Lines of data
——
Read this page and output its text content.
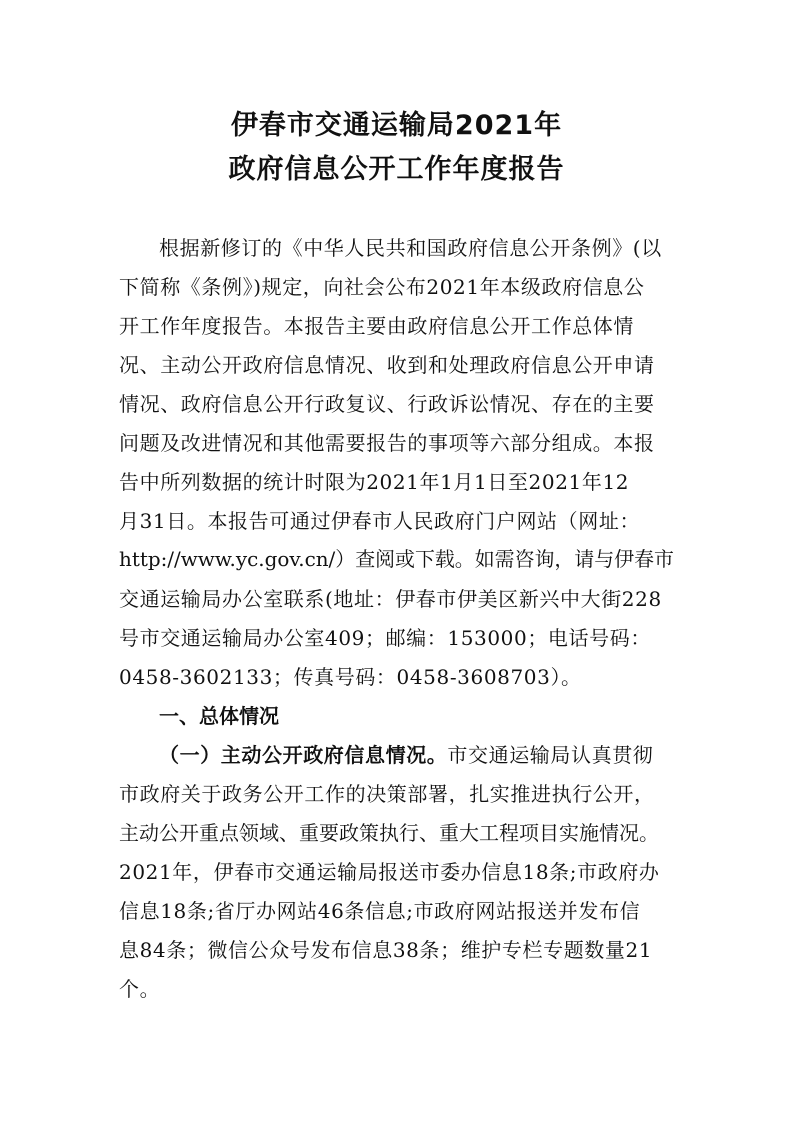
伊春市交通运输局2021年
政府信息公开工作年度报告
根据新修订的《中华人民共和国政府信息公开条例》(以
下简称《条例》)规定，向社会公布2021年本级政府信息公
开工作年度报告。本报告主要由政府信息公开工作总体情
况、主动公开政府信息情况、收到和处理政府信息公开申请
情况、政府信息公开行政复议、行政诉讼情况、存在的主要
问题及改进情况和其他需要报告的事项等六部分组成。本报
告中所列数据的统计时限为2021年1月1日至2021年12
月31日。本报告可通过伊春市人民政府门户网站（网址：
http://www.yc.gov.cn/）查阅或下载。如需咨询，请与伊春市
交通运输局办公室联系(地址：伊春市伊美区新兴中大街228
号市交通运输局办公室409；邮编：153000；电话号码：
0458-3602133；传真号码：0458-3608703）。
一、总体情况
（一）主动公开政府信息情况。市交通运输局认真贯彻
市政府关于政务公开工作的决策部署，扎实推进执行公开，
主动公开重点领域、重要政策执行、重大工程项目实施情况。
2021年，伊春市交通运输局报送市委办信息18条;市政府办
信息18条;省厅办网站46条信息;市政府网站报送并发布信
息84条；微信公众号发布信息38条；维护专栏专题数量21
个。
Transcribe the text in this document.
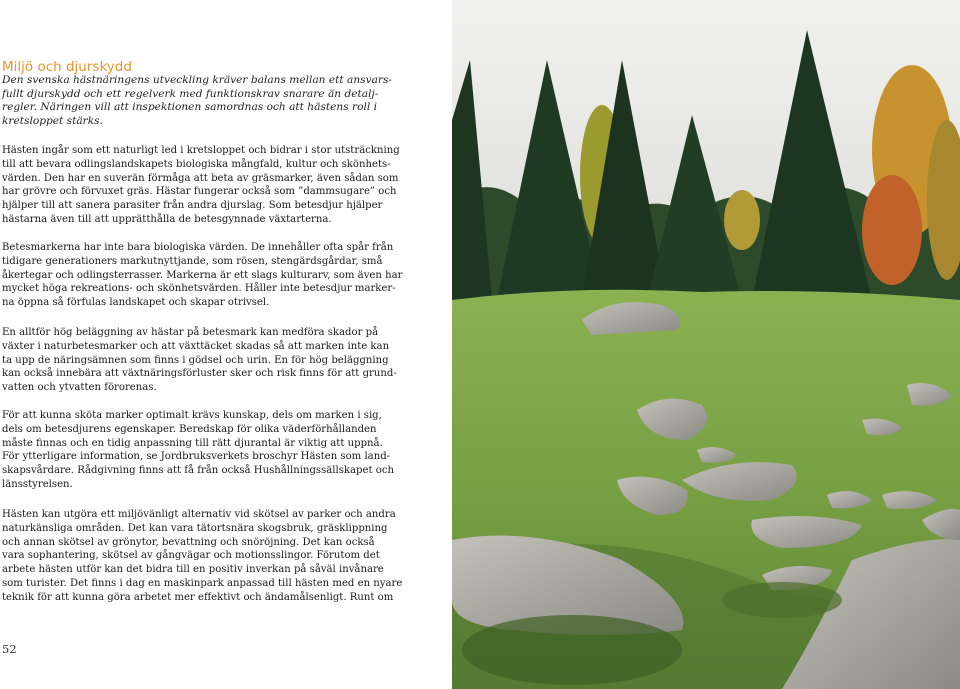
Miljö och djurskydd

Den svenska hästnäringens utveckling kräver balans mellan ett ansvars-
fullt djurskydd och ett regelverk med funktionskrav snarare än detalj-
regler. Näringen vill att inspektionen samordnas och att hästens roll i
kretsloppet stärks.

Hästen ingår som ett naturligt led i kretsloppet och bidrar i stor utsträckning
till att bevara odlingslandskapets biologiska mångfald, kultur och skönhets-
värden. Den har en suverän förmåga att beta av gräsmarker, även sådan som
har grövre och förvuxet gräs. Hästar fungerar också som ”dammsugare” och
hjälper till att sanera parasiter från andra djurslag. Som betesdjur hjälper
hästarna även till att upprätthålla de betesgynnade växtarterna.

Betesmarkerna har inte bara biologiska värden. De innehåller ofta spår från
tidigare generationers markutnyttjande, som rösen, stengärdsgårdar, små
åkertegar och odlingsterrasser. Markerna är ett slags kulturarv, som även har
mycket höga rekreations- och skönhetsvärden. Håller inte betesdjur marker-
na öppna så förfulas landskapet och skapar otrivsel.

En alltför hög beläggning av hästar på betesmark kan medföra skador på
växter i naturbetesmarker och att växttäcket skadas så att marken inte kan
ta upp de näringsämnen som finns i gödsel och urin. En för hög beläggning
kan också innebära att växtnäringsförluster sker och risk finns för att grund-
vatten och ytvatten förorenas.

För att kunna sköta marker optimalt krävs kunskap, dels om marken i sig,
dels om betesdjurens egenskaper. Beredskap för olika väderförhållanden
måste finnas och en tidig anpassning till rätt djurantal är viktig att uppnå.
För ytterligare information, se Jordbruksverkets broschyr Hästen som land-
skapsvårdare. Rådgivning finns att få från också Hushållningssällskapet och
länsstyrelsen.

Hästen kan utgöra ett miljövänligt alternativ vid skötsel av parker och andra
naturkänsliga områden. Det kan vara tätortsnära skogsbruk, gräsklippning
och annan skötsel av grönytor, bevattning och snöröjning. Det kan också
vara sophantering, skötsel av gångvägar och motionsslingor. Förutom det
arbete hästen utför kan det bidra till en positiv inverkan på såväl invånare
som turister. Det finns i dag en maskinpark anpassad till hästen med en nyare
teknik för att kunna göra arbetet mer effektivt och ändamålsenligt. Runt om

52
——
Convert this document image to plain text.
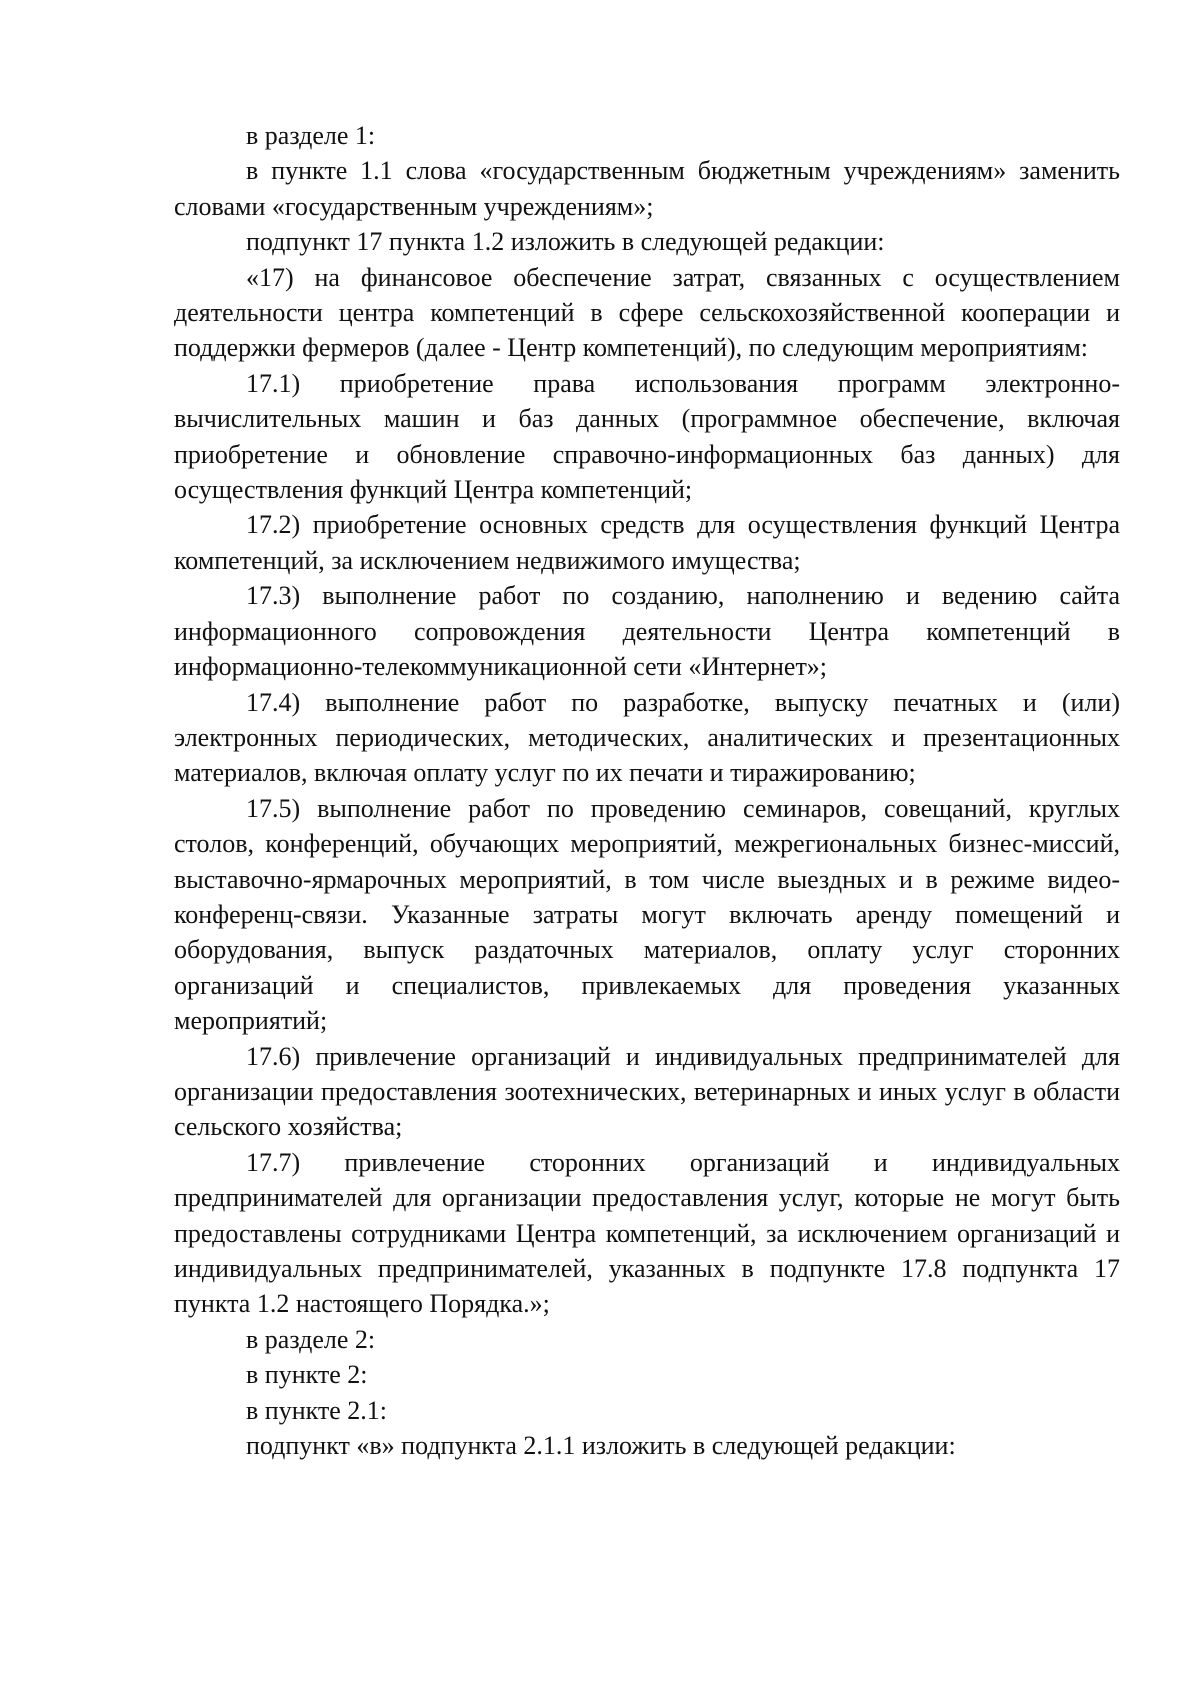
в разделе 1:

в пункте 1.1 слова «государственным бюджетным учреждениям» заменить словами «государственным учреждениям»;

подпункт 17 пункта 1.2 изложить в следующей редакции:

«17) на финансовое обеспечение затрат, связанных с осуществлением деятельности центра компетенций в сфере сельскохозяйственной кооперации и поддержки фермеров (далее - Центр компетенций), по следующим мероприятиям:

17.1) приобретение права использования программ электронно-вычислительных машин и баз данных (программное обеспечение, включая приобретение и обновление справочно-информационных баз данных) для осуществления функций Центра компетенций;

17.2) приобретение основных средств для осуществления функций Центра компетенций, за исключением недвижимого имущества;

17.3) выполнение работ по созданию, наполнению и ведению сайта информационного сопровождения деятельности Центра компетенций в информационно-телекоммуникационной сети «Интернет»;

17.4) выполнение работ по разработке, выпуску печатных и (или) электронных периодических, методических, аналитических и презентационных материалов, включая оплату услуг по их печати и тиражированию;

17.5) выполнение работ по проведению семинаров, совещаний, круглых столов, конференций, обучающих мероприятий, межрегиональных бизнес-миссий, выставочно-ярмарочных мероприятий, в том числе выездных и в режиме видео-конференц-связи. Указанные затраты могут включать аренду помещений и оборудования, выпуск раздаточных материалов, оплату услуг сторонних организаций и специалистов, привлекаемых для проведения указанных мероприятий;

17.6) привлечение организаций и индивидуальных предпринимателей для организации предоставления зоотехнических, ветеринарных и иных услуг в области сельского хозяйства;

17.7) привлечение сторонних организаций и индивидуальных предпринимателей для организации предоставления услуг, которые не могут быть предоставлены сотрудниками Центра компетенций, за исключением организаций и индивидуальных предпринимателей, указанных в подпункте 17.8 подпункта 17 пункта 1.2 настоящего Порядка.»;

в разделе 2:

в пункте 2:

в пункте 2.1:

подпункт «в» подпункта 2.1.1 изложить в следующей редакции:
——
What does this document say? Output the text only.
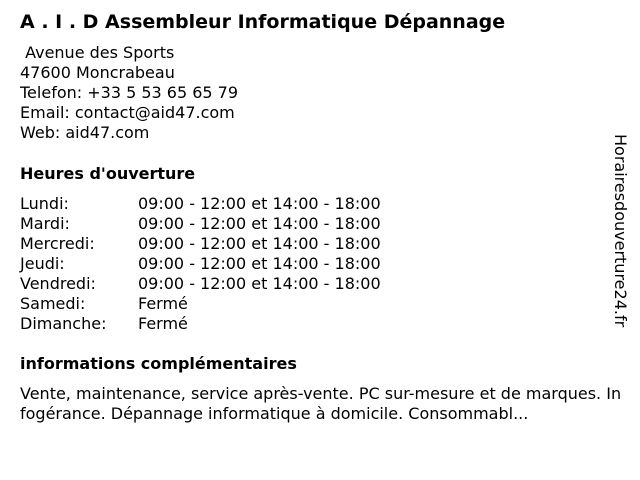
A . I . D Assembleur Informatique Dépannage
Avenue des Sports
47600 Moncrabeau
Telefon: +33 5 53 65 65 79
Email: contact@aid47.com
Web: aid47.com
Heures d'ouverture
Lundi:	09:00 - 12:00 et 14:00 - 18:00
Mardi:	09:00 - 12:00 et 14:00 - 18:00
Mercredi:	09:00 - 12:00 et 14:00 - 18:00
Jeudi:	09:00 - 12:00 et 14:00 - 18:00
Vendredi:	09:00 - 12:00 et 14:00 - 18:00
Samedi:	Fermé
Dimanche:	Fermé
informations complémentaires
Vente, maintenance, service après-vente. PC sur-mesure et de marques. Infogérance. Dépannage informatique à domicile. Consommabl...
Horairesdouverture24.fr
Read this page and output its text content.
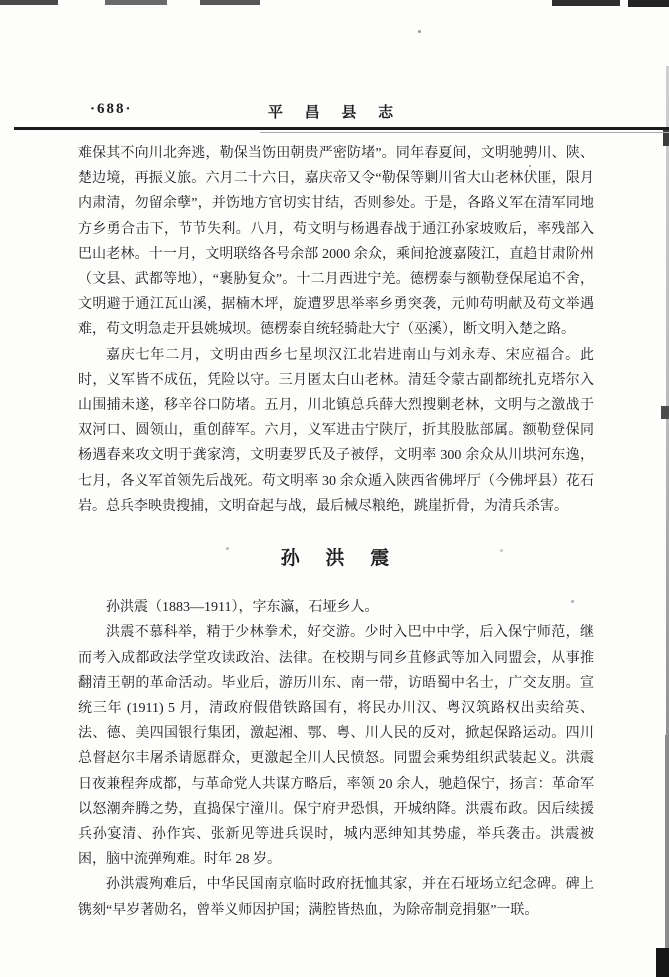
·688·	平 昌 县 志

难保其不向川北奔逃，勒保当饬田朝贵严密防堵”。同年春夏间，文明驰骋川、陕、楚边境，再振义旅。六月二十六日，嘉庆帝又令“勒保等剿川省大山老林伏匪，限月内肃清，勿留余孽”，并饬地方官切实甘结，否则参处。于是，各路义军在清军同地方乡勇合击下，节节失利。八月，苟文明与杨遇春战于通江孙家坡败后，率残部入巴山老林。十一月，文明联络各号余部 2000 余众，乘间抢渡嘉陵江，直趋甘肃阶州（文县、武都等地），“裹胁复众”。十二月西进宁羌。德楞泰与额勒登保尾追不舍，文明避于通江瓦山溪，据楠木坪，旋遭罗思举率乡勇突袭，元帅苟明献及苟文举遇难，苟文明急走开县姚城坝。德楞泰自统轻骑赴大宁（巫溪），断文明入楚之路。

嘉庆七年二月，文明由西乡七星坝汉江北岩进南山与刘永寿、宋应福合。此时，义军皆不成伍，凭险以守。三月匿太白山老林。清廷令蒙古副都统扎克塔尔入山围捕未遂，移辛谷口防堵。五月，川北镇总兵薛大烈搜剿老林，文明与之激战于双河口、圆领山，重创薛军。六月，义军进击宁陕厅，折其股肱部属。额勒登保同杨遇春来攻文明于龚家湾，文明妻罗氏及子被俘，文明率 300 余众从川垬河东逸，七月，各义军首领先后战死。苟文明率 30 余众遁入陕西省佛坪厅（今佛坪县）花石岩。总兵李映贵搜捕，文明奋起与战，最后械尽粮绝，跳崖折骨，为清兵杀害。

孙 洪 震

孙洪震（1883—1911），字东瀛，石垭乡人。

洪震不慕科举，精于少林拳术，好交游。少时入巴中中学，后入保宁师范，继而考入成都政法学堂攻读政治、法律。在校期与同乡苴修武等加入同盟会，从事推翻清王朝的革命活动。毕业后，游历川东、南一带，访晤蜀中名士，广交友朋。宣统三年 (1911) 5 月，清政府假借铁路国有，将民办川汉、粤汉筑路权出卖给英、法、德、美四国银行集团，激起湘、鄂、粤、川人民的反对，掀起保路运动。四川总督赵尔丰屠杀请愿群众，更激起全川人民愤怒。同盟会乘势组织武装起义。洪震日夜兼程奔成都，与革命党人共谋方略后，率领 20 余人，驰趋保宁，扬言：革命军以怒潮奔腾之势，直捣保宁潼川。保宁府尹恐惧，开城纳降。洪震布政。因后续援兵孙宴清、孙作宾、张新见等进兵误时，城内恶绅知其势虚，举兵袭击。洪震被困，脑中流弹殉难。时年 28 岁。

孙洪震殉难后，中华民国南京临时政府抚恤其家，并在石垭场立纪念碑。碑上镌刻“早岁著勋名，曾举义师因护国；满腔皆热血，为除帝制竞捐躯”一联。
——
### WHAT NEEDS TO BE DONE
Lines of the listing that contain the word "this" are to be counted; report only their number.

### EXERCISE SOLUTION
5